Each record that follows should be repeated exactly, minus any images.

Stored items from a collection
==================================================

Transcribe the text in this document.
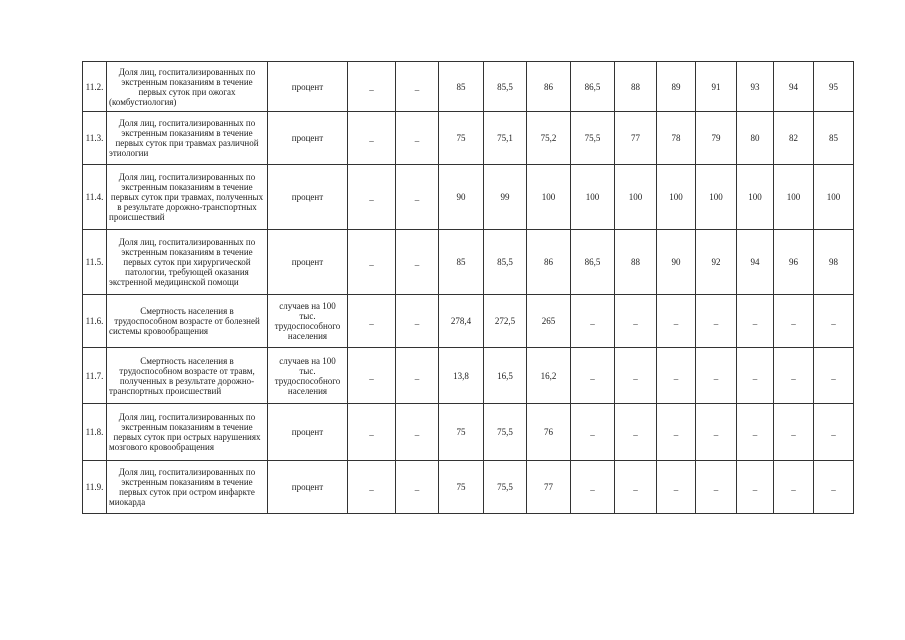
11.2.	Доля лиц, госпитализированных по экстренным показаниям в течение первых суток при ожогах (комбустиология)	процент	_	_	85	85,5	86	86,5	88	89	91	93	94	95
11.3.	Доля лиц, госпитализированных по экстренным показаниям в течение первых суток при травмах различной этиологии	процент	_	_	75	75,1	75,2	75,5	77	78	79	80	82	85
11.4.	Доля лиц, госпитализированных по экстренным показаниям в течение первых суток при травмах, полученных в результате дорожно-транспортных происшествий	процент	_	_	90	99	100	100	100	100	100	100	100	100
11.5.	Доля лиц, госпитализированных по экстренным показаниям в течение первых суток при хирургической патологии, требующей оказания экстренной медицинской помощи	процент	_	_	85	85,5	86	86,5	88	90	92	94	96	98
11.6.	Смертность населения в трудоспособном возрасте от болезней системы кровообращения	случаев на 100 тыс. трудоспособного населения	_	_	278,4	272,5	265	_	_	_	_	_	_	_
11.7.	Смертность населения в трудоспособном возрасте от травм, полученных в результате дорожно-транспортных происшествий	случаев на 100 тыс. трудоспособного населения	_	_	13,8	16,5	16,2	_	_	_	_	_	_	_
11.8.	Доля лиц, госпитализированных по экстренным показаниям в течение первых суток при острых нарушениях мозгового кровообращения	процент	_	_	75	75,5	76	_	_	_	_	_	_	_
11.9.	Доля лиц, госпитализированных по экстренным показаниям в течение первых суток при остром инфаркте миокарда	процент	_	_	75	75,5	77	_	_	_	_	_	_	_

==================================================

RESULT →
Transcribe the text in this document.
11.2.	Доля лиц, госпитализированных по экстренным показаниям в течение первых суток при ожогах (комбустиология)	процент	_	_	85	85,5	86	86,5	88	89	91	93	94	95
11.3.	Доля лиц, госпитализированных по экстренным показаниям в течение первых суток при травмах различной этиологии	процент	_	_	75	75,1	75,2	75,5	77	78	79	80	82	85
11.4.	Доля лиц, госпитализированных по экстренным показаниям в течение первых суток при травмах, полученных в результате дорожно-транспортных происшествий	процент	_	_	90	99	100	100	100	100	100	100	100	100
11.5.	Доля лиц, госпитализированных по экстренным показаниям в течение первых суток при хирургической патологии, требующей оказания экстренной медицинской помощи	процент	_	_	85	85,5	86	86,5	88	90	92	94	96	98
11.6.	Смертность населения в трудоспособном возрасте от болезней системы кровообращения	случаев на 100 тыс. трудоспособного населения	_	_	278,4	272,5	265	_	_	_	_	_	_	_
11.7.	Смертность населения в трудоспособном возрасте от травм, полученных в результате дорожно-транспортных происшествий	случаев на 100 тыс. трудоспособного населения	_	_	13,8	16,5	16,2	_	_	_	_	_	_	_
11.8.	Доля лиц, госпитализированных по экстренным показаниям в течение первых суток при острых нарушениях мозгового кровообращения	процент	_	_	75	75,5	76	_	_	_	_	_	_	_
11.9.	Доля лиц, госпитализированных по экстренным показаниям в течение первых суток при остром инфаркте миокарда	процент	_	_	75	75,5	77	_	_	_	_	_	_	_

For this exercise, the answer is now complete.